**TASK PROMPT:**
Report each line of the data that includes the word "ylabel".

Part of a data file

* * * * * * *

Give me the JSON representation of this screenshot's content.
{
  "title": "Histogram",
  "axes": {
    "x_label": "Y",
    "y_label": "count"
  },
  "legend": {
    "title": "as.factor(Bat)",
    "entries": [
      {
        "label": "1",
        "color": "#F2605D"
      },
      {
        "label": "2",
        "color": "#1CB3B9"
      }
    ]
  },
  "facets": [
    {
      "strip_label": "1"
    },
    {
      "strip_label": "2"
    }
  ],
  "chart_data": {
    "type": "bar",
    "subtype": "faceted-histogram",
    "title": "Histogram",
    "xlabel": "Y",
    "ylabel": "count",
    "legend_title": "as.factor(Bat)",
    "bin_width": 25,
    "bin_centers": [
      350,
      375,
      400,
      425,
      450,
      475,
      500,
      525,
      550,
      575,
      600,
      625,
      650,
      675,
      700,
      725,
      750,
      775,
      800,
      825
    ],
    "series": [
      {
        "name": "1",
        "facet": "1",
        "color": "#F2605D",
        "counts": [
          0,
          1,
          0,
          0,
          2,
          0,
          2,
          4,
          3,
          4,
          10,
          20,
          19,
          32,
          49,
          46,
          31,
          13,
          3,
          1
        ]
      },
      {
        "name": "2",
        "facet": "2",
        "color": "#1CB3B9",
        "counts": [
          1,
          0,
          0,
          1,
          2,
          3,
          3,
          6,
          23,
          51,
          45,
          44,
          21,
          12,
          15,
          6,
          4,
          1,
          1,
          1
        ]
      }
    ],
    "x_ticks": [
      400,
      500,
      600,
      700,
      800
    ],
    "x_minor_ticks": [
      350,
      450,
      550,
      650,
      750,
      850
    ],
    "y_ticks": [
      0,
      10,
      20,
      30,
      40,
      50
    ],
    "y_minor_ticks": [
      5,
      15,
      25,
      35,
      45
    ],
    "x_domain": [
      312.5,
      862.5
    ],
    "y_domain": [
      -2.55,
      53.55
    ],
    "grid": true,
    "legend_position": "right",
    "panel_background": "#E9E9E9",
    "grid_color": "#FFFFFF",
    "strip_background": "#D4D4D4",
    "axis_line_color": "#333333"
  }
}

* * * * * * *

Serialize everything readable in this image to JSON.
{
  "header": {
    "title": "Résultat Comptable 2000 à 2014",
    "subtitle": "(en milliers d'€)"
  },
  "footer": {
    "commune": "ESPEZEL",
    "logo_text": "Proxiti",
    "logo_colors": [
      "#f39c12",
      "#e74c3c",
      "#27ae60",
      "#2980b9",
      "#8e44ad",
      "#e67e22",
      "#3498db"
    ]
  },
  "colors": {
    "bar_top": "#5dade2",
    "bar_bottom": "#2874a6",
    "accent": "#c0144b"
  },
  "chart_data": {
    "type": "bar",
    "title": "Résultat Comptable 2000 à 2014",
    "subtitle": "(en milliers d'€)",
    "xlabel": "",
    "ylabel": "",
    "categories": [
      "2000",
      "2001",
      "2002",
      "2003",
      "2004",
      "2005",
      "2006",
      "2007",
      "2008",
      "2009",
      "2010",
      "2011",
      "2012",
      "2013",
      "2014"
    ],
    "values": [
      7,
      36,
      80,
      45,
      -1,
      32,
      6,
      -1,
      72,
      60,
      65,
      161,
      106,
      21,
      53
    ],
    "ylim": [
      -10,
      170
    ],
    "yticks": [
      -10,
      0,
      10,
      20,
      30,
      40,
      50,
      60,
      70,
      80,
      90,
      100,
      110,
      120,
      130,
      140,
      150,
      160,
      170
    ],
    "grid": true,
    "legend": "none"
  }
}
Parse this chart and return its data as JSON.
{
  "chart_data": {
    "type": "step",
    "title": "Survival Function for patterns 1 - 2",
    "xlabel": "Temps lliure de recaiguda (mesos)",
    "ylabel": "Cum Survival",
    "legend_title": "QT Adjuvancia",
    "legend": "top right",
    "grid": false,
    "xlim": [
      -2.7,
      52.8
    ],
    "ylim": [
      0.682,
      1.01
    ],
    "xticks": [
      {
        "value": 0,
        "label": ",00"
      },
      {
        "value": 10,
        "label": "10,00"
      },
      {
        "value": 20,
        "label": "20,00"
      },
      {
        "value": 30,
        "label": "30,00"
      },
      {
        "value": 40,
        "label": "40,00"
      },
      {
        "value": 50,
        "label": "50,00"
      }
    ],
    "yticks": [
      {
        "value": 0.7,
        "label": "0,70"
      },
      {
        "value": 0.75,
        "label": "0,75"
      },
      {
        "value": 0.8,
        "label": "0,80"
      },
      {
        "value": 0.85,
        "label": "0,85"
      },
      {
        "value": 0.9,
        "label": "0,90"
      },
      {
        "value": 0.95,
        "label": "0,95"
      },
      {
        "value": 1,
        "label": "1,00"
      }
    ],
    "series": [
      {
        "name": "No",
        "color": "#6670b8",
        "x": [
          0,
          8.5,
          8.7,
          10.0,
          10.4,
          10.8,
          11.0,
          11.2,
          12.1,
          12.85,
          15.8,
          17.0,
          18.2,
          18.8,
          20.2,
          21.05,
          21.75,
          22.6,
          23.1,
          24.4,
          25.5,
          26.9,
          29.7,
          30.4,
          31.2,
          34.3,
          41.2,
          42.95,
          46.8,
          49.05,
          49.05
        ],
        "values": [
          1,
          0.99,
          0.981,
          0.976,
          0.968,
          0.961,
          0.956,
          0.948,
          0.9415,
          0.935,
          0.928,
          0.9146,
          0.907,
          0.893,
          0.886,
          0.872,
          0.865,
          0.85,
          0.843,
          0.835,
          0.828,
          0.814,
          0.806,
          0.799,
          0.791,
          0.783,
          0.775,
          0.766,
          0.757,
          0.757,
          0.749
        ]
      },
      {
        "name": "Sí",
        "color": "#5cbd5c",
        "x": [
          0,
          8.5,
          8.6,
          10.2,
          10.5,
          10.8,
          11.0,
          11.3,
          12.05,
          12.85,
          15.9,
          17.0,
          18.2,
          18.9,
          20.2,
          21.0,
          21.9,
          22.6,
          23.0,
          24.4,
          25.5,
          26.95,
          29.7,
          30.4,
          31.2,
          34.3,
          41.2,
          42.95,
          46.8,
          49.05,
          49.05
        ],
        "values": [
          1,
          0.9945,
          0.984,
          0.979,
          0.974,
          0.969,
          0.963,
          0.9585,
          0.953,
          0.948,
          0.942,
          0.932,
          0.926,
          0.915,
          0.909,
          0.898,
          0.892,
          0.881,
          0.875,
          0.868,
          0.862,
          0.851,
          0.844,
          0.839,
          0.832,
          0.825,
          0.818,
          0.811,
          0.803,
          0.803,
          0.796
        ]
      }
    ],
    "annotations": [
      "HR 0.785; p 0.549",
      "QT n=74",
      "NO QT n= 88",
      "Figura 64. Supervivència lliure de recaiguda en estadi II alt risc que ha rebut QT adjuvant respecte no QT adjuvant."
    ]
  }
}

* * * * * * *

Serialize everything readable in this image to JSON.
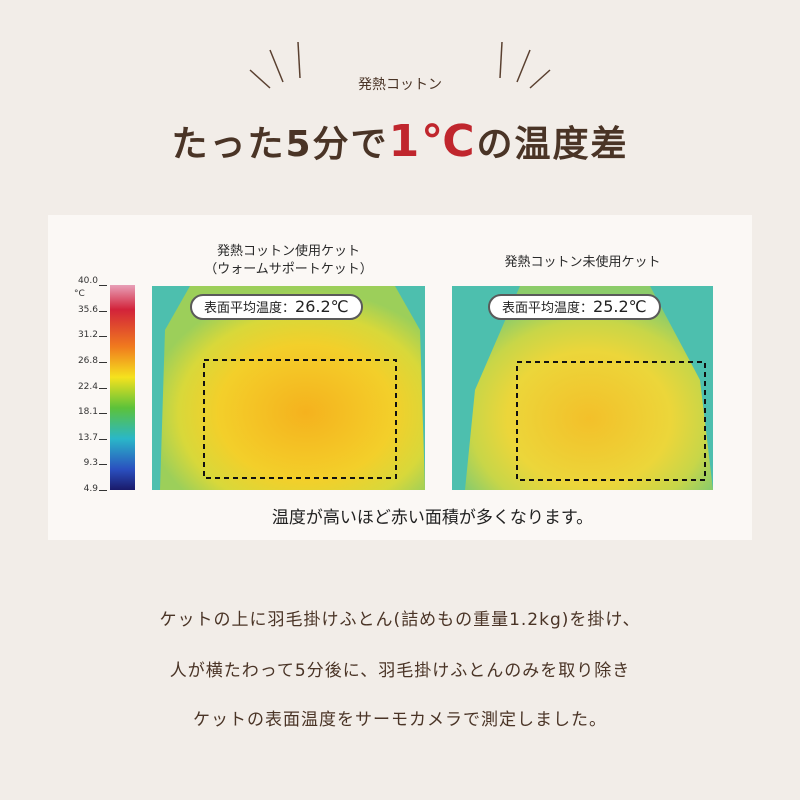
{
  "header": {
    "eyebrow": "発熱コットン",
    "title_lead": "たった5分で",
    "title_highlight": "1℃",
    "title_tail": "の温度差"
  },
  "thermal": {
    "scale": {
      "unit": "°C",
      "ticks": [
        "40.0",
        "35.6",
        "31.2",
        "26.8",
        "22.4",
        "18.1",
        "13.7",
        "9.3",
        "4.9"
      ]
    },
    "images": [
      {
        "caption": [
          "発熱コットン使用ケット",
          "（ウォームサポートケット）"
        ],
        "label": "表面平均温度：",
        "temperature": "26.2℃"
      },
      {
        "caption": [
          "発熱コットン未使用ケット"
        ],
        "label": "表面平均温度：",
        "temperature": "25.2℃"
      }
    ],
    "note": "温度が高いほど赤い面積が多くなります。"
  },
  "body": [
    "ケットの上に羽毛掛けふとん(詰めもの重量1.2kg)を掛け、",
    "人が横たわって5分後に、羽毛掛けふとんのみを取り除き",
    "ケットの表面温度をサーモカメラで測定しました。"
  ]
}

* * * * * * *

**WRITTEN ANSWER:**
    "ylabel": "count",
    "ylabel": "",
    "ylabel": "Cum Survival",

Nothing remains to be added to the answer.